═══ The input ═══

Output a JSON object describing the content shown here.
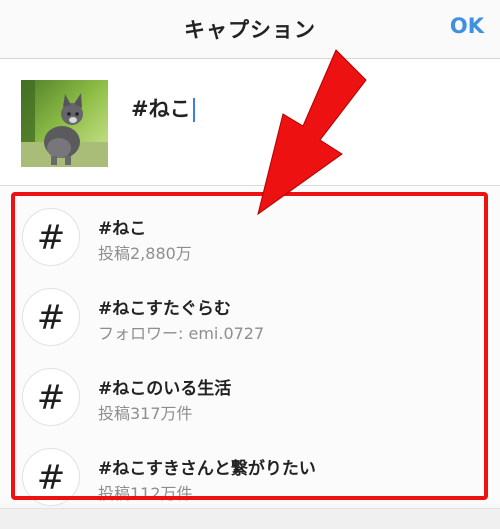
{
  "header": {
    "title": "キャプション",
    "ok_label": "OK"
  },
  "composer": {
    "caption": "#ねこ",
    "thumbnail_icon": "cat-photo"
  },
  "suggestions": [
    {
      "tag": "#ねこ",
      "sub": "投稿2,880万"
    },
    {
      "tag": "#ねこすたぐらむ",
      "sub": "フォロワー: emi.0727"
    },
    {
      "tag": "#ねこのいる生活",
      "sub": "投稿317万件"
    },
    {
      "tag": "#ねこすきさんと繋がりたい",
      "sub": "投稿112万件"
    }
  ],
  "hash_symbol": "#",
  "colors": {
    "accent": "#3f8fe3",
    "highlight": "#ee1111"
  }
}
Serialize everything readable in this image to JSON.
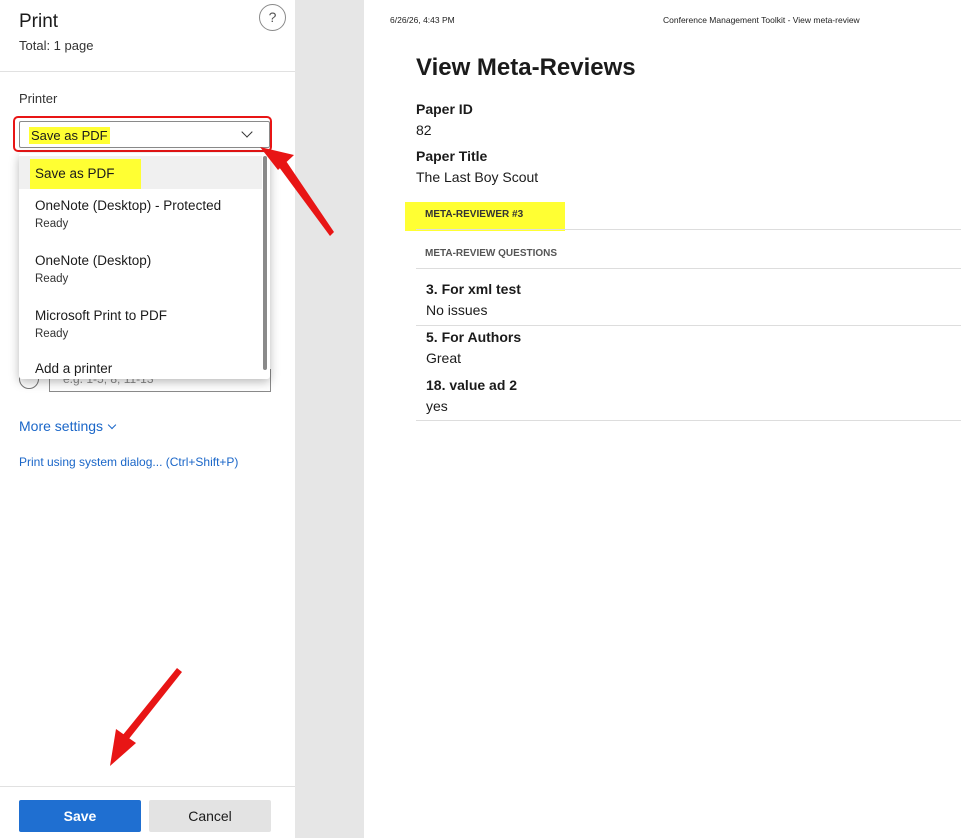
{
  "panel": {
    "title": "Print",
    "total": "Total: 1 page",
    "help_label": "?",
    "printer_label": "Printer",
    "printer_selected": "Save as PDF",
    "pages_placeholder": "e.g. 1-5, 8, 11-13",
    "more_settings": "More settings",
    "system_dialog": "Print using system dialog... (Ctrl+Shift+P)",
    "save_label": "Save",
    "cancel_label": "Cancel"
  },
  "dropdown": {
    "items": [
      {
        "name": "Save as PDF",
        "status": ""
      },
      {
        "name": "OneNote (Desktop) - Protected",
        "status": "Ready"
      },
      {
        "name": "OneNote (Desktop)",
        "status": "Ready"
      },
      {
        "name": "Microsoft Print to PDF",
        "status": "Ready"
      },
      {
        "name": "Add a printer",
        "status": ""
      }
    ]
  },
  "preview": {
    "header_date": "6/26/26, 4:43 PM",
    "header_title": "Conference Management Toolkit - View meta-review",
    "heading": "View Meta-Reviews",
    "paper_id_label": "Paper ID",
    "paper_id": "82",
    "paper_title_label": "Paper Title",
    "paper_title": "The Last Boy Scout",
    "meta_reviewer": "META-REVIEWER #3",
    "questions_label": "META-REVIEW QUESTIONS",
    "questions": [
      {
        "title": "3. For xml test",
        "answer": "No issues"
      },
      {
        "title": "5. For Authors",
        "answer": "Great"
      },
      {
        "title": "18. value ad 2",
        "answer": "yes"
      }
    ]
  },
  "colors": {
    "accent": "#1f6fd1",
    "link": "#1a66c8",
    "highlight": "#ffff33",
    "annotation": "#e81515"
  }
}
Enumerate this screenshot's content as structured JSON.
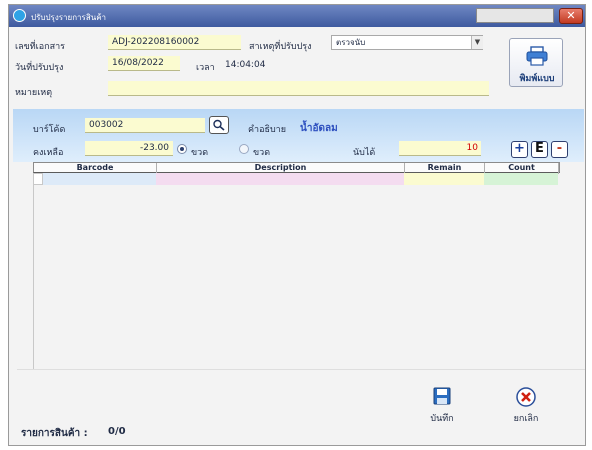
{
  "window": {
    "title": "ปรับปรุงรายการสินค้า"
  },
  "header": {
    "doc_no_label": "เลขที่เอกสาร",
    "doc_no_value": "ADJ-202208160002",
    "reason_label": "สาเหตุที่ปรับปรุง",
    "reason_value": "ตรวจนับ",
    "date_label": "วันที่ปรับปรุง",
    "date_value": "16/08/2022",
    "time_label": "เวลา",
    "time_value": "14:04:04",
    "note_label": "หมายเหตุ",
    "note_value": "",
    "print_label": "พิมพ์แบบ"
  },
  "entry": {
    "barcode_label": "บาร์โค้ด",
    "barcode_value": "003002",
    "desc_label": "คำอธิบาย",
    "desc_value": "น้ำอัดลม",
    "balance_label": "คงเหลือ",
    "balance_value": "-23.00",
    "unit_option1": "ขวด",
    "unit_option2": "ขวด",
    "count_label": "นับได้",
    "count_value": "10",
    "plus_label": "+",
    "e_label": "E",
    "minus_label": "-"
  },
  "table": {
    "columns": [
      "Barcode",
      "Description",
      "Remain",
      "Count"
    ]
  },
  "footer": {
    "items_label": "รายการสินค้า :",
    "items_value": "0/0",
    "save_label": "บันทึก",
    "cancel_label": "ยกเลิก"
  },
  "icons": {
    "title": "app-icon",
    "close": "close-icon",
    "print": "printer-icon",
    "search": "search-icon",
    "save": "save-icon",
    "cancel": "cancel-icon"
  },
  "colors": {
    "title_bar": "#4e6aae",
    "field_bg": "#fbfbd0",
    "panel_top": "#b9d7f5",
    "accent_blue": "#1d3f7a",
    "accent_red": "#c23a22",
    "desc_highlight": "#2d4fbf"
  }
}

═══

Requirements:
Going from the line with "Enumerate this screenshot's" to the last line of the listing, write out each line exactly and nothing else. Leave out all pictures.

Solution:
Enumerate this screenshot's content as structured JSON.
{
  "window": {
    "title": "ปรับปรุงรายการสินค้า"
  },
  "header": {
    "doc_no_label": "เลขที่เอกสาร",
    "doc_no_value": "ADJ-202208160002",
    "reason_label": "สาเหตุที่ปรับปรุง",
    "reason_value": "ตรวจนับ",
    "date_label": "วันที่ปรับปรุง",
    "date_value": "16/08/2022",
    "time_label": "เวลา",
    "time_value": "14:04:04",
    "note_label": "หมายเหตุ",
    "note_value": "",
    "print_label": "พิมพ์แบบ"
  },
  "entry": {
    "barcode_label": "บาร์โค้ด",
    "barcode_value": "003002",
    "desc_label": "คำอธิบาย",
    "desc_value": "น้ำอัดลม",
    "balance_label": "คงเหลือ",
    "balance_value": "-23.00",
    "unit_option1": "ขวด",
    "unit_option2": "ขวด",
    "count_label": "นับได้",
    "count_value": "10",
    "plus_label": "+",
    "e_label": "E",
    "minus_label": "-"
  },
  "table": {
    "columns": [
      "Barcode",
      "Description",
      "Remain",
      "Count"
    ]
  },
  "footer": {
    "items_label": "รายการสินค้า :",
    "items_value": "0/0",
    "save_label": "บันทึก",
    "cancel_label": "ยกเลิก"
  },
  "icons": {
    "title": "app-icon",
    "close": "close-icon",
    "print": "printer-icon",
    "search": "search-icon",
    "save": "save-icon",
    "cancel": "cancel-icon"
  },
  "colors": {
    "title_bar": "#4e6aae",
    "field_bg": "#fbfbd0",
    "panel_top": "#b9d7f5",
    "accent_blue": "#1d3f7a",
    "accent_red": "#c23a22",
    "desc_highlight": "#2d4fbf"
  }
}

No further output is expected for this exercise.